Write the records out again exactly, leaving no images in.

Dataset entries on figures:
+ + + + + + +
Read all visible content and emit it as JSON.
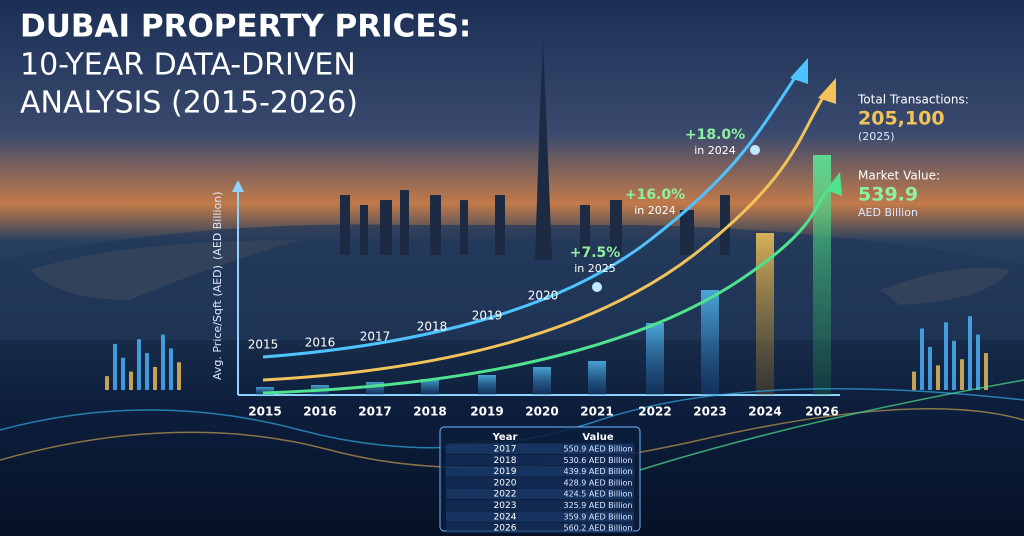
{
  "title": [
    "DUBAI PROPERTY PRICES:",
    "10-YEAR DATA-DRIVEN",
    "ANALYSIS (2015-2026)"
  ],
  "chart": {
    "y_label": "Avg. Price/Sqft (AED)",
    "y2_label": "(AED Billion)",
    "x_labels": [
      "2015",
      "2016",
      "2017",
      "2018",
      "2019",
      "2020",
      "2021",
      "2022",
      "2023",
      "2024",
      "2026"
    ],
    "curve_labels": [
      "2015",
      "2016",
      "2017",
      "2018",
      "2019",
      "2020"
    ],
    "annotations": [
      {
        "change": "+18.0%",
        "note": "in 2024"
      },
      {
        "change": "+16.0%",
        "note": "in 2024"
      },
      {
        "change": "+7.5%",
        "note": "in 2025"
      }
    ]
  },
  "stats": [
    {
      "label": "Total Transactions:",
      "value": "205,100",
      "note": "(2025)"
    },
    {
      "label": "Market Value:",
      "value": "539.9",
      "note": "AED Billion"
    }
  ],
  "table": {
    "header": [
      "Year",
      "Value"
    ],
    "rows": [
      [
        "2017",
        "550.9 AED Billion"
      ],
      [
        "2018",
        "530.6 AED Billion"
      ],
      [
        "2019",
        "439.9 AED Billion"
      ],
      [
        "2020",
        "428.9 AED Billion"
      ],
      [
        "2022",
        "424.5 AED Billion"
      ],
      [
        "2023",
        "325.9 AED Billion"
      ],
      [
        "2024",
        "359.9 AED Billion"
      ],
      [
        "2026",
        "560.2 AED Billion"
      ]
    ]
  }
}
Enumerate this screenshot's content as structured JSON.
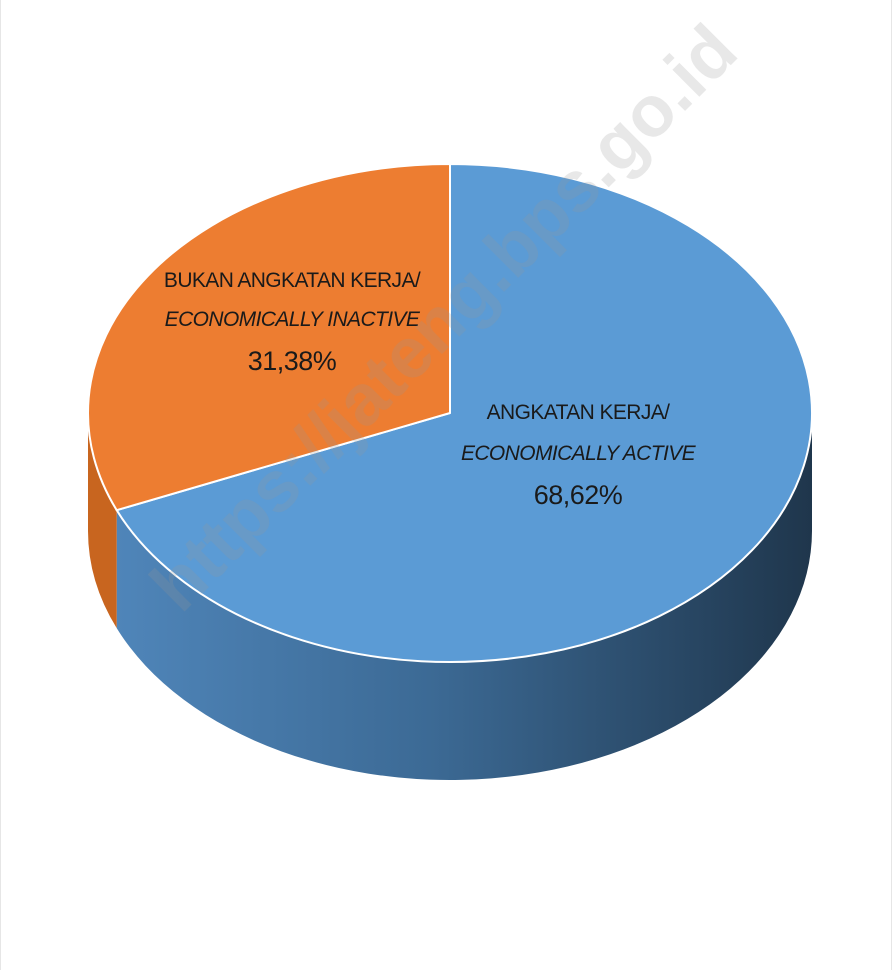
{
  "watermark": "https://jateng.bps.go.id",
  "colors": {
    "active": "#5b9bd5",
    "active_side_light": "#4f85b9",
    "active_side_dark": "#213a52",
    "inactive": "#ed7d31",
    "inactive_side": "#c8651f"
  },
  "chart_data": {
    "type": "pie",
    "three_d": true,
    "title": "",
    "series": [
      {
        "values": [
          68.62,
          31.38
        ],
        "categories": [
          "ANGKATAN KERJA/ ECONOMICALLY ACTIVE",
          "BUKAN ANGKATAN KERJA/ ECONOMICALLY INACTIVE"
        ]
      }
    ],
    "slices": [
      {
        "key": "active",
        "label_id": "ANGKATAN KERJA/",
        "label_en": "ECONOMICALLY ACTIVE",
        "value": 68.62,
        "value_label": "68,62%",
        "color": "#5b9bd5"
      },
      {
        "key": "inactive",
        "label_id": "BUKAN ANGKATAN KERJA/",
        "label_en": "ECONOMICALLY INACTIVE",
        "value": 31.38,
        "value_label": "31,38%",
        "color": "#ed7d31"
      }
    ],
    "legend": "none"
  }
}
+ + + + + + +
**Finished answer**
Read all visible content and emit it as JSON.
{
  "title": [
    "DUBAI PROPERTY PRICES:",
    "10-YEAR DATA-DRIVEN",
    "ANALYSIS (2015-2026)"
  ],
  "chart": {
    "y_label": "Avg. Price/Sqft (AED)",
    "y2_label": "(AED Billion)",
    "x_labels": [
      "2015",
      "2016",
      "2017",
      "2018",
      "2019",
      "2020",
      "2021",
      "2022",
      "2023",
      "2024",
      "2026"
    ],
    "curve_labels": [
      "2015",
      "2016",
      "2017",
      "2018",
      "2019",
      "2020"
    ],
    "annotations": [
      {
        "change": "+18.0%",
        "note": "in 2024"
      },
      {
        "change": "+16.0%",
        "note": "in 2024"
      },
      {
        "change": "+7.5%",
        "note": "in 2025"
      }
    ]
  },
  "stats": [
    {
      "label": "Total Transactions:",
      "value": "205,100",
      "note": "(2025)"
    },
    {
      "label": "Market Value:",
      "value": "539.9",
      "note": "AED Billion"
    }
  ],
  "table": {
    "header": [
      "Year",
      "Value"
    ],
    "rows": [
      [
        "2017",
        "550.9 AED Billion"
      ],
      [
        "2018",
        "530.6 AED Billion"
      ],
      [
        "2019",
        "439.9 AED Billion"
      ],
      [
        "2020",
        "428.9 AED Billion"
      ],
      [
        "2022",
        "424.5 AED Billion"
      ],
      [
        "2023",
        "325.9 AED Billion"
      ],
      [
        "2024",
        "359.9 AED Billion"
      ],
      [
        "2026",
        "560.2 AED Billion"
      ]
    ]
  }
}
Enumerate this screenshot's content as structured JSON.
{
  "watermark": "https://jateng.bps.go.id",
  "colors": {
    "active": "#5b9bd5",
    "active_side_light": "#4f85b9",
    "active_side_dark": "#213a52",
    "inactive": "#ed7d31",
    "inactive_side": "#c8651f"
  },
  "chart_data": {
    "type": "pie",
    "three_d": true,
    "title": "",
    "series": [
      {
        "values": [
          68.62,
          31.38
        ],
        "categories": [
          "ANGKATAN KERJA/ ECONOMICALLY ACTIVE",
          "BUKAN ANGKATAN KERJA/ ECONOMICALLY INACTIVE"
        ]
      }
    ],
    "slices": [
      {
        "key": "active",
        "label_id": "ANGKATAN KERJA/",
        "label_en": "ECONOMICALLY ACTIVE",
        "value": 68.62,
        "value_label": "68,62%",
        "color": "#5b9bd5"
      },
      {
        "key": "inactive",
        "label_id": "BUKAN ANGKATAN KERJA/",
        "label_en": "ECONOMICALLY INACTIVE",
        "value": 31.38,
        "value_label": "31,38%",
        "color": "#ed7d31"
      }
    ],
    "legend": "none"
  }
}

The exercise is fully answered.